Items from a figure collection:

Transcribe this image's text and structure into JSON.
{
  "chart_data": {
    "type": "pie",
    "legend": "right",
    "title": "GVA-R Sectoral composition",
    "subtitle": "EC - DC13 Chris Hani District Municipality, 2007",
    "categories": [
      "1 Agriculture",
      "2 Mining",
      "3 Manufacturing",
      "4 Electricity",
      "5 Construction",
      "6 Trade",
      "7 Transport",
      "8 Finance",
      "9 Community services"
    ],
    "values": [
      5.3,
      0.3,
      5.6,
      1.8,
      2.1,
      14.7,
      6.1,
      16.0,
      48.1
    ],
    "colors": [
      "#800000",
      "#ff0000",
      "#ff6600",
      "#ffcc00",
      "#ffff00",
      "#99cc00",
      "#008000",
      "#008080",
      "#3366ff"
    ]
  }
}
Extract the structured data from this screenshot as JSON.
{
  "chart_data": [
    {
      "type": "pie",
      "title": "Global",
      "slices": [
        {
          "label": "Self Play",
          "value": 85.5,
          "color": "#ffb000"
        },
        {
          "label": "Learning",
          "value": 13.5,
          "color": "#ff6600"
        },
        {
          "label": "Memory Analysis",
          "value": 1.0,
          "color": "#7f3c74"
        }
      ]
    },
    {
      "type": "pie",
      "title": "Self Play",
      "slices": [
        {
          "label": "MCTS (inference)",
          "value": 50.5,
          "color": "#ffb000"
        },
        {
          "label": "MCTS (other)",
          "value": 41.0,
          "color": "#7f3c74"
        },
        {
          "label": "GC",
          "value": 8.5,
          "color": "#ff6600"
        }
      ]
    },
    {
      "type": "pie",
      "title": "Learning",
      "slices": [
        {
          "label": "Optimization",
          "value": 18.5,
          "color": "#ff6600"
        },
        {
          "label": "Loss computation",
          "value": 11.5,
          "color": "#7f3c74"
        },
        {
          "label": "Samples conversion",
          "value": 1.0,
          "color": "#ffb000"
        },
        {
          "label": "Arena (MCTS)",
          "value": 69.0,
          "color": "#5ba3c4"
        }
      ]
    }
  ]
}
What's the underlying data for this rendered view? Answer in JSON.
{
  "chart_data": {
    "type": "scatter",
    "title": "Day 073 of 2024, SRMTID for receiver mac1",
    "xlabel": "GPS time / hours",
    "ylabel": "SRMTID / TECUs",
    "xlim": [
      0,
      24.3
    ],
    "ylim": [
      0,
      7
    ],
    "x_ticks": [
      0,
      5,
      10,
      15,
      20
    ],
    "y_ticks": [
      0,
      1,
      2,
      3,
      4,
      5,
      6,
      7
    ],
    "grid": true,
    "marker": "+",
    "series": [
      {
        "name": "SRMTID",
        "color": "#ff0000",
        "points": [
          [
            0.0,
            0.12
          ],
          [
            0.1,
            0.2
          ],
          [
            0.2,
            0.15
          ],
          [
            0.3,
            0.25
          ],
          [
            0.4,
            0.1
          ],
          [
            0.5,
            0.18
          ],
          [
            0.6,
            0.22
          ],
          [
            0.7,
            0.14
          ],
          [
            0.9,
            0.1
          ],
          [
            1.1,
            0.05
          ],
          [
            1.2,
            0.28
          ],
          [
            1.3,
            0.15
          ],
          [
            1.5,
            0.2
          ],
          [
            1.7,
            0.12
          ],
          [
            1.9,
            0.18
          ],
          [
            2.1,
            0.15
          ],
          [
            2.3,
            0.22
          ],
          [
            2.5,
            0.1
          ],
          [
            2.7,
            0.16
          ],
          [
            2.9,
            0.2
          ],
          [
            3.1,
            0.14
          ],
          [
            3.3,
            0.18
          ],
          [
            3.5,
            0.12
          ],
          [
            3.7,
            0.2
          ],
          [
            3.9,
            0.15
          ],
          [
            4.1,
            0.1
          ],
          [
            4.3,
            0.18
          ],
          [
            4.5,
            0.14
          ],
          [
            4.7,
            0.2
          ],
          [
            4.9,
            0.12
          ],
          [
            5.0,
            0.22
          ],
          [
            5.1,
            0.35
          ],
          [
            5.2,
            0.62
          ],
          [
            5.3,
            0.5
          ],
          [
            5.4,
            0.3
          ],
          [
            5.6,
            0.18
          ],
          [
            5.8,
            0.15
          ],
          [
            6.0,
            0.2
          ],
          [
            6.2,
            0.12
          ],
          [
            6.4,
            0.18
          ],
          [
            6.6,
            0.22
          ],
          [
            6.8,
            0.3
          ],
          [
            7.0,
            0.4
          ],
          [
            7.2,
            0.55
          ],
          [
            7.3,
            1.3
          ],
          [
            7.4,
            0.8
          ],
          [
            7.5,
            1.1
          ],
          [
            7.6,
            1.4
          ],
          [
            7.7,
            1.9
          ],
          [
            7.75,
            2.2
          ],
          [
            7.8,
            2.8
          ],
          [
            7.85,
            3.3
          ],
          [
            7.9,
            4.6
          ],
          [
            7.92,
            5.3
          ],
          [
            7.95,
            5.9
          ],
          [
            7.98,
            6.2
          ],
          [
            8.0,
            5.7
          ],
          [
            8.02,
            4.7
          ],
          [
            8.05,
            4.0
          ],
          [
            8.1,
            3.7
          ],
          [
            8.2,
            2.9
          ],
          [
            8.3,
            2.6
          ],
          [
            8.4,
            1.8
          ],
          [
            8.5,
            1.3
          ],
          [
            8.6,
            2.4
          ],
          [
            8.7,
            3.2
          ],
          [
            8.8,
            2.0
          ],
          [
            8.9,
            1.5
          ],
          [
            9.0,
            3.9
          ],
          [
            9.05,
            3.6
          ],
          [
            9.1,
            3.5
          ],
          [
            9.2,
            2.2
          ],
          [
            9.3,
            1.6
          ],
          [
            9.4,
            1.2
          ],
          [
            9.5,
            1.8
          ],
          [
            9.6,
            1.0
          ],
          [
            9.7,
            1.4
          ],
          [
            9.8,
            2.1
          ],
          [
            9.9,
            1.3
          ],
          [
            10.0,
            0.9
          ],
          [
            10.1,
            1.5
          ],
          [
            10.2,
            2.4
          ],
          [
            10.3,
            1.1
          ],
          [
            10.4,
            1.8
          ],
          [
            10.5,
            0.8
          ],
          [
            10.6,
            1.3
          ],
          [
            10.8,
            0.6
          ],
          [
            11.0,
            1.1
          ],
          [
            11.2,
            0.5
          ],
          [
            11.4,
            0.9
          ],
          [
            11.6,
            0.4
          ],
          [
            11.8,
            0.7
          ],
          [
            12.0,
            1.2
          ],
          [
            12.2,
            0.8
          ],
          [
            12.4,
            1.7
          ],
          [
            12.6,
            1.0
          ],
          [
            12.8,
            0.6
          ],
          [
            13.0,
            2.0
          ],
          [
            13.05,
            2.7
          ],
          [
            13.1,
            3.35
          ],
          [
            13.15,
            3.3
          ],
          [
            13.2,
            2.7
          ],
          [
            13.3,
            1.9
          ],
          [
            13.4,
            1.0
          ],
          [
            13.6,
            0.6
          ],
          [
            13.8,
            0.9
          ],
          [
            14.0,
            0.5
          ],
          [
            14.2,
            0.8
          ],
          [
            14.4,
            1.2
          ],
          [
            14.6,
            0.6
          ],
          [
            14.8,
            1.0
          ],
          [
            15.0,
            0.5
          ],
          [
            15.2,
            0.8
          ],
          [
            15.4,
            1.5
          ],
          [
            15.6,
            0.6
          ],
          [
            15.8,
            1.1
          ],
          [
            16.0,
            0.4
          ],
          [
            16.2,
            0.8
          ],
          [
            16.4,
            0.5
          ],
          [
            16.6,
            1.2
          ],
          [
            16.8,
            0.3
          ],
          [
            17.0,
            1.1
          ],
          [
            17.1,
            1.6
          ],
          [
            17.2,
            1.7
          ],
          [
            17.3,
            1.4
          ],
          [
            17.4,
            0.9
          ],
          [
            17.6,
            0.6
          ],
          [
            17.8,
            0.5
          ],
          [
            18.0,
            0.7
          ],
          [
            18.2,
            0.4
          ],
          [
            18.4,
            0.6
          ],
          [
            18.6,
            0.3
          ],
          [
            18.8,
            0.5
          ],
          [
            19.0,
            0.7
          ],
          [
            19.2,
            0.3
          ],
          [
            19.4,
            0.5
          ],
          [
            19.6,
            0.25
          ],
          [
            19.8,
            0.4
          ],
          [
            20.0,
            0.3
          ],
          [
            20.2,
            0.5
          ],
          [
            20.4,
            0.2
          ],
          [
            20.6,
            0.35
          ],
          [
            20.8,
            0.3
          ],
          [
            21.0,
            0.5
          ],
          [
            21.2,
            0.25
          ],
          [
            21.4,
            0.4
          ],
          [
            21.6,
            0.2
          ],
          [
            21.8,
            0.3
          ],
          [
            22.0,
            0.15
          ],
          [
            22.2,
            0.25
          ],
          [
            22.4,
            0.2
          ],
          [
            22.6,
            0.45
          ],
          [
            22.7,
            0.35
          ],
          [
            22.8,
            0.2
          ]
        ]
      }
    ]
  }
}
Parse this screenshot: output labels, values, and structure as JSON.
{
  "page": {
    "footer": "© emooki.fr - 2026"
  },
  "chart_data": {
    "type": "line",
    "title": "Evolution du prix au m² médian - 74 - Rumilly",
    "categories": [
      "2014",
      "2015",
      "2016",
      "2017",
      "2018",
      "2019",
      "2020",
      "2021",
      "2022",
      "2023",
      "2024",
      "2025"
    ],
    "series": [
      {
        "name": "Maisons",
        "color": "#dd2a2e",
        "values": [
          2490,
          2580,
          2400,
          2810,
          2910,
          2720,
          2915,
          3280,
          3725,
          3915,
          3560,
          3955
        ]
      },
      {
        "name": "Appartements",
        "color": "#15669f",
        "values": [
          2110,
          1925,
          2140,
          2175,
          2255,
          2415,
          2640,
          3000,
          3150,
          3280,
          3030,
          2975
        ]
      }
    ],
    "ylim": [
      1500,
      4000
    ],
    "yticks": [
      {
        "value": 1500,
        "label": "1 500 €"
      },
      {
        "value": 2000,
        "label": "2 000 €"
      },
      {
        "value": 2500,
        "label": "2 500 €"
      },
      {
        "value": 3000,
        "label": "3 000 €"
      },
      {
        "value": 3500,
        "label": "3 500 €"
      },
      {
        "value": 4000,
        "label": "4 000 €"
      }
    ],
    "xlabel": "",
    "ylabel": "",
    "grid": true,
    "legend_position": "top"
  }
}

- **What you have to do**
Look through the entries above for the word "screenshot". Copy every line where it shows up.

- **Response to this exercise**
Extract the structured data from this screenshot as JSON.
Parse this screenshot: output labels, values, and structure as JSON.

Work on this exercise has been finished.